Collect each line of the records containing the string "content".

SUPPLIED RECORDS>
┌────────
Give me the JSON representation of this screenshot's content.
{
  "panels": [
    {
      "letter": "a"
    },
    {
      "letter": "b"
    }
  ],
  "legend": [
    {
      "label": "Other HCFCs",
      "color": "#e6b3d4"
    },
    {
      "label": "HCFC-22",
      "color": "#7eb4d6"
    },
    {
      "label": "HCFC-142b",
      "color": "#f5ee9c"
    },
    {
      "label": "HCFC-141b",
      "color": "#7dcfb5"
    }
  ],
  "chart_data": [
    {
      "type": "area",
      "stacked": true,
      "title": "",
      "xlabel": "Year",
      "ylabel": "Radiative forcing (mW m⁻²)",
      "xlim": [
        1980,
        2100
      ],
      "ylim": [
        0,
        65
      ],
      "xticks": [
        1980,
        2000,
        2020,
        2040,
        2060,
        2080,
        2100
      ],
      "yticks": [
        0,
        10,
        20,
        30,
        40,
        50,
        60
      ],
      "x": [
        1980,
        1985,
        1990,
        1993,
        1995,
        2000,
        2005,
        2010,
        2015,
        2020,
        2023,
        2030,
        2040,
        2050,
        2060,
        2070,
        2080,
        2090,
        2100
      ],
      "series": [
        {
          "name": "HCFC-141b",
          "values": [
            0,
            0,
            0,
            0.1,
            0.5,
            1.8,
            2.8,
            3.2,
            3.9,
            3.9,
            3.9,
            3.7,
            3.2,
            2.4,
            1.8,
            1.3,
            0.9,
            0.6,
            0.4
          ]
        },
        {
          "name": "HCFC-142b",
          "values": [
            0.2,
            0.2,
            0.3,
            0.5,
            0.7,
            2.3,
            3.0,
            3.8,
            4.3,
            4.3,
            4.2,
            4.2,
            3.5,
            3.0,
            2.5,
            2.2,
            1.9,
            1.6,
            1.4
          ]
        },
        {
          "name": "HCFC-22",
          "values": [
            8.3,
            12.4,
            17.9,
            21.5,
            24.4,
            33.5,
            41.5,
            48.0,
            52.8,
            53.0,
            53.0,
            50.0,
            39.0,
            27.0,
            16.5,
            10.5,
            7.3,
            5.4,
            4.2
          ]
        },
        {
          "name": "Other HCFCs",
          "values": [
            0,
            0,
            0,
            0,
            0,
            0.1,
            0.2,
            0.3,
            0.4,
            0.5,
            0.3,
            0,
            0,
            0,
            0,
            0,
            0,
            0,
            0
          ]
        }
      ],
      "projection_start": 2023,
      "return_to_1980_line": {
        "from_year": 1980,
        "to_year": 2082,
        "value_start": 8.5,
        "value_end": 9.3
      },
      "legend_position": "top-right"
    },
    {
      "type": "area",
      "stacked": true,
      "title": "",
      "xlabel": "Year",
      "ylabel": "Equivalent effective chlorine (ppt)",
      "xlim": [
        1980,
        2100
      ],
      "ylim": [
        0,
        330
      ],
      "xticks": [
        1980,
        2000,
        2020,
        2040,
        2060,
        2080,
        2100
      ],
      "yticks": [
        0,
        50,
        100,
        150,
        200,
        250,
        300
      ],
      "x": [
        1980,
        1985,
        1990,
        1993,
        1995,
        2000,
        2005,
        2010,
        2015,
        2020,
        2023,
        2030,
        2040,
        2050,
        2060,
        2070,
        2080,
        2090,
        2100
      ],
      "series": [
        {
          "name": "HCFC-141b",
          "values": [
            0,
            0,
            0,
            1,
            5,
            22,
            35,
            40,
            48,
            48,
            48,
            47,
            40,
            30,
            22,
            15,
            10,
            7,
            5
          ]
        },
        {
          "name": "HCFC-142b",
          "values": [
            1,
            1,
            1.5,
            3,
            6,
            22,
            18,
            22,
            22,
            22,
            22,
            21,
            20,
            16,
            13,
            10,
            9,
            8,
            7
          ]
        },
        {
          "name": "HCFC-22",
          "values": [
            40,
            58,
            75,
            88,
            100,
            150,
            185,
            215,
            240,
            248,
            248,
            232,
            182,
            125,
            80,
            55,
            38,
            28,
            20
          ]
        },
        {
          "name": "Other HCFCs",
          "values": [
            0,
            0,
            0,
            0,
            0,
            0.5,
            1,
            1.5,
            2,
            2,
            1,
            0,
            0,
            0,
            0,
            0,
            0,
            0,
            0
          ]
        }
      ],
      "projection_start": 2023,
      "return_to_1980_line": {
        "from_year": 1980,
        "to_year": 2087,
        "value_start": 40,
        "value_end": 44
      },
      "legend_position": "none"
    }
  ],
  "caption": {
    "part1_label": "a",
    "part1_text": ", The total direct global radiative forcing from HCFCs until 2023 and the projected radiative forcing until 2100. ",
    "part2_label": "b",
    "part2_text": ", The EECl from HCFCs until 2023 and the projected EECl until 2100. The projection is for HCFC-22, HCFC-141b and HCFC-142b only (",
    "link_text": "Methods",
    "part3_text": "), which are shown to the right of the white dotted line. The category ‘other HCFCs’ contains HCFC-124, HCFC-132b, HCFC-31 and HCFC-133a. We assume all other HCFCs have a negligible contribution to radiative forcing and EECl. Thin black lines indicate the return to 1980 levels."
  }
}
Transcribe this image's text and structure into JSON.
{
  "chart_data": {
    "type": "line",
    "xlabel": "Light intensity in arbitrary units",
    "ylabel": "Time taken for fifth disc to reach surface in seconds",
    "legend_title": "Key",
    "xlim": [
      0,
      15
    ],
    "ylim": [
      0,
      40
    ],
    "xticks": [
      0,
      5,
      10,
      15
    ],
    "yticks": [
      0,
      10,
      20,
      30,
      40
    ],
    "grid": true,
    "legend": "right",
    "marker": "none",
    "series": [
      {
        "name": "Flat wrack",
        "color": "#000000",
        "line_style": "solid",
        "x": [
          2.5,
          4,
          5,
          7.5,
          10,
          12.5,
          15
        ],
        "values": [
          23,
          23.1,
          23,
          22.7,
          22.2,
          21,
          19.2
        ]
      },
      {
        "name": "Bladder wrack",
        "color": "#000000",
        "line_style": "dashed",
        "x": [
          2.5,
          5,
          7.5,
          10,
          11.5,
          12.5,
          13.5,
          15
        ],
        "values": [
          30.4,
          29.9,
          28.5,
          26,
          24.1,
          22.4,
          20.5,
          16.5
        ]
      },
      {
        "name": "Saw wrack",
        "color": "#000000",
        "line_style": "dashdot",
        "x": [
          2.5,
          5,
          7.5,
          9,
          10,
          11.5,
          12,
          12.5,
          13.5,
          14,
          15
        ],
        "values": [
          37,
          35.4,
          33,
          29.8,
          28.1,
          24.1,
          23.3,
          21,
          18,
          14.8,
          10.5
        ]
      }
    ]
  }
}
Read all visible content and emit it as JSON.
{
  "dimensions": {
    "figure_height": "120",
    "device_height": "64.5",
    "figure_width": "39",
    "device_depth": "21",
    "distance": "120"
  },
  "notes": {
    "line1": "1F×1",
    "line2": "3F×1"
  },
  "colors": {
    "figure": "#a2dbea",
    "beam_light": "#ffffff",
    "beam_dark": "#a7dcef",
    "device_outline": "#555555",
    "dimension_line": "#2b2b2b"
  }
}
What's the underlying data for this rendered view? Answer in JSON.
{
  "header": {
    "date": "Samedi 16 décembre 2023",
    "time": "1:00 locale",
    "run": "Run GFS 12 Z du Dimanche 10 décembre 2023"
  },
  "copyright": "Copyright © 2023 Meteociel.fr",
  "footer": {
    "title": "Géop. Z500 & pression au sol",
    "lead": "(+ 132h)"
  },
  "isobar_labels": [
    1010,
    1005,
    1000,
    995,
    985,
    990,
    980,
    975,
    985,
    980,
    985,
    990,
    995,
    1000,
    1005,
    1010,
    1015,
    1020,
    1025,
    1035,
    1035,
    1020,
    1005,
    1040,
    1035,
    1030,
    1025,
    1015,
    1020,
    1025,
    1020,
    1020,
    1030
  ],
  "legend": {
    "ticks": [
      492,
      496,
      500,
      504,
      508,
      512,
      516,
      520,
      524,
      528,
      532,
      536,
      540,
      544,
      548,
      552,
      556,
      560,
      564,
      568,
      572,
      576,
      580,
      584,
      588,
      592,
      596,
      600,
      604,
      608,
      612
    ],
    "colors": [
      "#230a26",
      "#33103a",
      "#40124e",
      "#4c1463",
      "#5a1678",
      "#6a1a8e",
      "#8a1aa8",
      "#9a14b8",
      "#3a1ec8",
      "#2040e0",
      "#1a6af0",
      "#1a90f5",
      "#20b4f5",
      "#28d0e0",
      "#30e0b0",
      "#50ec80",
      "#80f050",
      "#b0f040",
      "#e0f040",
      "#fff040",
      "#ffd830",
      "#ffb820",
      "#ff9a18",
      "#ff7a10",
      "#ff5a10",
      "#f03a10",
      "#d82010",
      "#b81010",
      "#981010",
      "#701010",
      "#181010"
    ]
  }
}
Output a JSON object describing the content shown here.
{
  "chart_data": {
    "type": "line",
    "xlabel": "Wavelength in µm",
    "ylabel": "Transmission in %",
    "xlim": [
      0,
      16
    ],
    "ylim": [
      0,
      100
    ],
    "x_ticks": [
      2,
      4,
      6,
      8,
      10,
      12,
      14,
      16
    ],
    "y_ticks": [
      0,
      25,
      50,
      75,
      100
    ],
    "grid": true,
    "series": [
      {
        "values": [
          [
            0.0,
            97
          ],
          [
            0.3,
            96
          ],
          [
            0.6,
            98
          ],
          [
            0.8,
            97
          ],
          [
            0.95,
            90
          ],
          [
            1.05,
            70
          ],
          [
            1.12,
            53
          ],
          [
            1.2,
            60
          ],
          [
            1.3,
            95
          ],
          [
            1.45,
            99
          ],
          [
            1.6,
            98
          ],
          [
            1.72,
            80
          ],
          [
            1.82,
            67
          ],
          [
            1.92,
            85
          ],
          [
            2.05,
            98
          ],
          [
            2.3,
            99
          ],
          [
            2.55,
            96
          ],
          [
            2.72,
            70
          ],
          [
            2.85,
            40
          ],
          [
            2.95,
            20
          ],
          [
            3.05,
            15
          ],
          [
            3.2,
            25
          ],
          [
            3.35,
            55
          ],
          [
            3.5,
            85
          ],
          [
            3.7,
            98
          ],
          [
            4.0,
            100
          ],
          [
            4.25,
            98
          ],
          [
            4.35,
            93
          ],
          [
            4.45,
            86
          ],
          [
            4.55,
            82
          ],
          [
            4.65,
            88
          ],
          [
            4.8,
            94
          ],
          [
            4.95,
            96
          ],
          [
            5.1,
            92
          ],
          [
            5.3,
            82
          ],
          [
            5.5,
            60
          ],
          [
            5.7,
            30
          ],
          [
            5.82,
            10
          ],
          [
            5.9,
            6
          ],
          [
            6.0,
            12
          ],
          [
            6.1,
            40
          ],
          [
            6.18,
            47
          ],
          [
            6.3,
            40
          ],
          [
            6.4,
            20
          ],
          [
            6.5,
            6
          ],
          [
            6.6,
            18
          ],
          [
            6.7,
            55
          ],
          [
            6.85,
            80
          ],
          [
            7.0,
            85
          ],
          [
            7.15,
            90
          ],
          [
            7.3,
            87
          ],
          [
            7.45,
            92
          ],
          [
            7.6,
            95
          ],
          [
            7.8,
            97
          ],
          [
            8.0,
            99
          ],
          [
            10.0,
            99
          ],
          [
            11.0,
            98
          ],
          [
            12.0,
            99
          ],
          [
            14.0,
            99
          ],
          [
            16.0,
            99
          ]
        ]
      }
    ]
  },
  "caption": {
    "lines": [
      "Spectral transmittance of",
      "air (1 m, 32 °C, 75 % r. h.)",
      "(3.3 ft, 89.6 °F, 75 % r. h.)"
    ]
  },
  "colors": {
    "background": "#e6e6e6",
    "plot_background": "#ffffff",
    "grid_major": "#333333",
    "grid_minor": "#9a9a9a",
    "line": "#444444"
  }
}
└────────
FULL OUTPUT>
Give me the JSON representation of this screenshot's content.
Read all visible content and emit it as JSON.
Output a JSON object describing the content shown here.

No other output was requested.